* _Instruction_
Can you find the lines of the listing that include "sale" and copy every one?
-- begin Raw records --
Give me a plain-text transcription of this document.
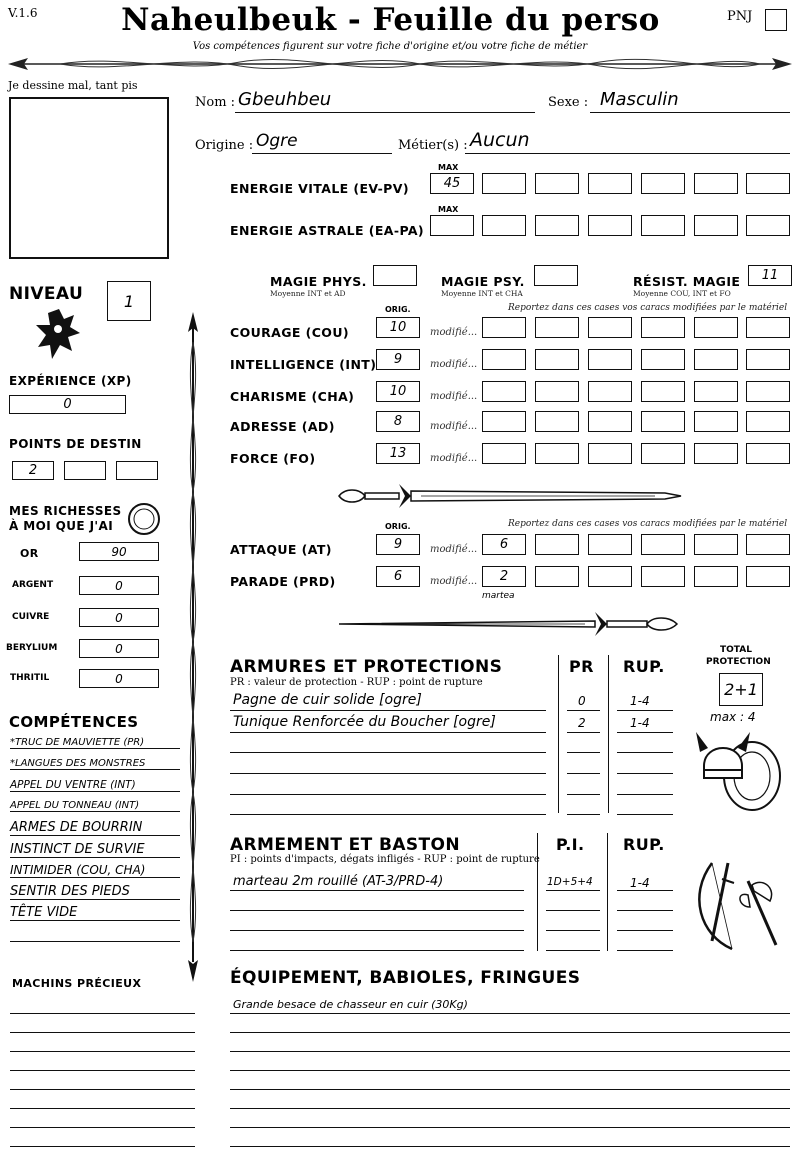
V.1.6	Naheulbeuk - Feuille du perso
Vos compétences figurent sur votre fiche d'origine et/ou votre fiche de métier
PNJ
Je dessine mal, tant pis
Nom : Gbeuhbeu	Sexe : Masculin
Origine : Ogre	Métier(s) : Aucun
MAX
ENERGIE VITALE (EV-PV)	45
MAX
ENERGIE ASTRALE (EA-PA)
MAGIE PHYS.
Moyenne INT et AD
MAGIE PSY.
Moyenne INT et CHA
RÉSIST. MAGIE
Moyenne COU, INT et FO
11
NIVEAU	1
EXPÉRIENCE (XP)
0
POINTS DE DESTIN
2
MES RICHESSES
À MOI QUE J'AI
OR	90
ARGENT	0
CUIVRE	0
BERYLIUM	0
THRITIL	0
COMPÉTENCES
*TRUC DE MAUVIETTE (PR)
*LANGUES DES MONSTRES
APPEL DU VENTRE (INT)
APPEL DU TONNEAU (INT)
ARMES DE BOURRIN
INSTINCT DE SURVIE
INTIMIDER (COU, CHA)
SENTIR DES PIEDS
TÊTE VIDE
MACHINS PRÉCIEUX
ORIG.	Reportez dans ces cases vos caracs modifiées par le matériel
COURAGE (COU)	10	modifié...
INTELLIGENCE (INT)	9	modifié...
CHARISME (CHA)	10	modifié...
ADRESSE (AD)	8	modifié...
FORCE (FO)	13	modifié...
ORIG.	Reportez dans ces cases vos caracs modifiées par le matériel
ATTAQUE (AT)	9	modifié...	6
PARADE (PRD)	6	modifié...	2
martea
ARMURES ET PROTECTIONS
PR : valeur de protection - RUP : point de rupture
PR RUP.
Pagne de cuir solide [ogre]	0	1-4
Tunique Renforcée du Boucher [ogre]	2	1-4
TOTAL
PROTECTION
2+1
max : 4
ARMEMENT ET BASTON
PI : points d'impacts, dégats infligés - RUP : point de rupture
P.I. RUP.
marteau 2m rouillé (AT-3/PRD-4)	1D+5+4	1-4
ÉQUIPEMENT, BABIOLES, FRINGUES
Grande besace de chasseur en cuir (30Kg)
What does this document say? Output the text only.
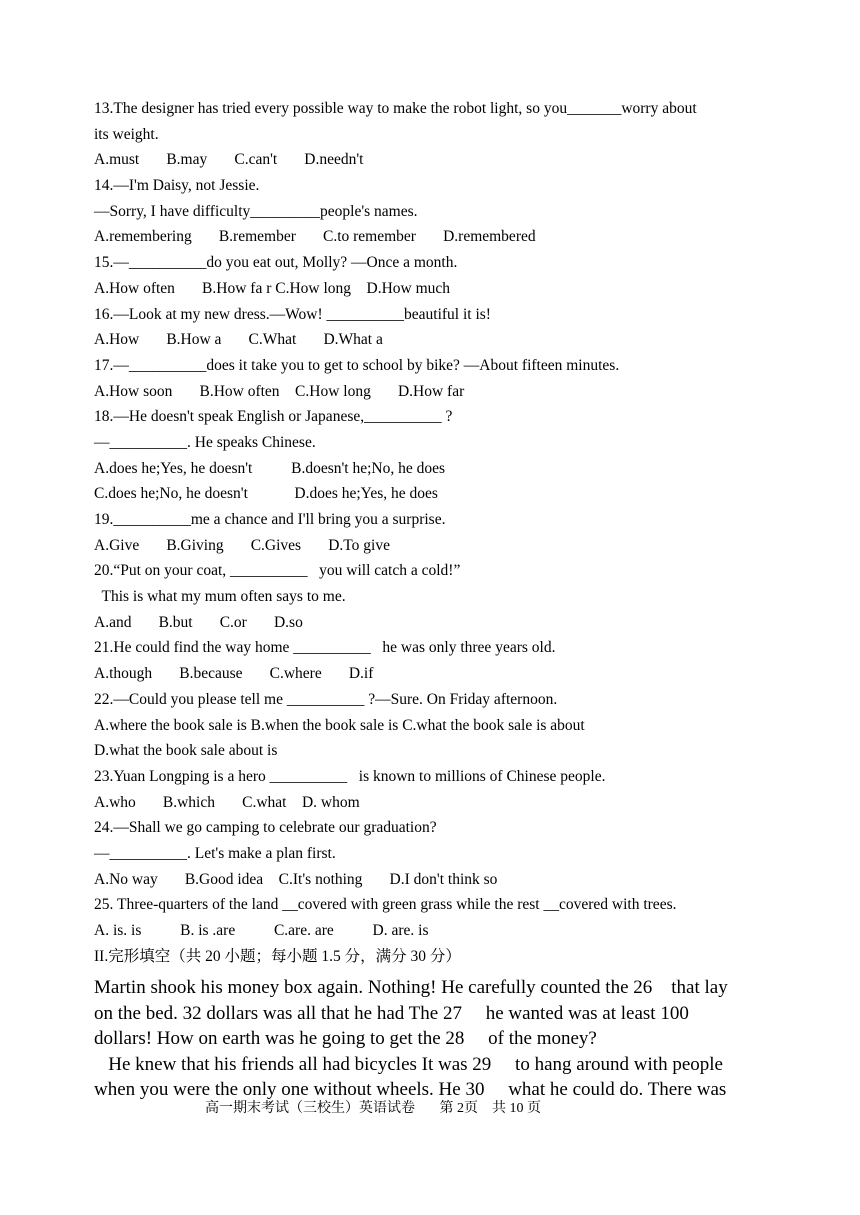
13.The designer has tried every possible way to make the robot light, so you_______worry about
its weight.
A.must       B.may       C.can't       D.needn't
14.—I'm Daisy, not Jessie.
—Sorry, I have difficulty_________people's names.
A.remembering       B.remember       C.to remember       D.remembered
15.—__________do you eat out, Molly? —Once a month.
A.How often       B.How fa r C.How long    D.How much
16.—Look at my new dress.—Wow! __________beautiful it is!
A.How       B.How a       C.What       D.What a
17.—__________does it take you to get to school by bike? —About fifteen minutes.
A.How soon       B.How often    C.How long       D.How far
18.—He doesn't speak English or Japanese,__________ ?
—__________. He speaks Chinese.
A.does he;Yes, he doesn't          B.doesn't he;No, he does
C.does he;No, he doesn't            D.does he;Yes, he does
19.__________me a chance and I'll bring you a surprise.
A.Give       B.Giving       C.Gives       D.To give
20.“Put on your coat, __________   you will catch a cold!”
This is what my mum often says to me.
A.and       B.but       C.or       D.so
21.He could find the way home __________   he was only three years old.
A.though       B.because       C.where       D.if
22.—Could you please tell me __________ ?—Sure. On Friday afternoon.
A.where the book sale is B.when the book sale is C.what the book sale is about
D.what the book sale about is
23.Yuan Longping is a hero __________   is known to millions of Chinese people.
A.who       B.which       C.what    D. whom
24.—Shall we go camping to celebrate our graduation?
—__________. Let's make a plan first.
A.No way       B.Good idea    C.It's nothing       D.I don't think so
25. Three-quarters of the land __covered with green grass while the rest __covered with trees.
A. is. is          B. is .are          C.are. are          D. are. is
II.完形填空（共 20 小题；每小题 1.5 分，满分 30 分）
Martin shook his money box again. Nothing! He carefully counted the 26    that lay
on the bed. 32 dollars was all that he had The 27     he wanted was at least 100
dollars! How on earth was he going to get the 28     of the money?
He knew that his friends all had bicycles It was 29     to hang around with people
when you were the only one without wheels. He 30     what he could do. There was
高一期末考试（三校生）英语试卷       第 2页    共 10 页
-- end Raw records --
* _The completed task_
A.where the book sale is B.when the book sale is C.what the book sale is about
D.what the book sale about is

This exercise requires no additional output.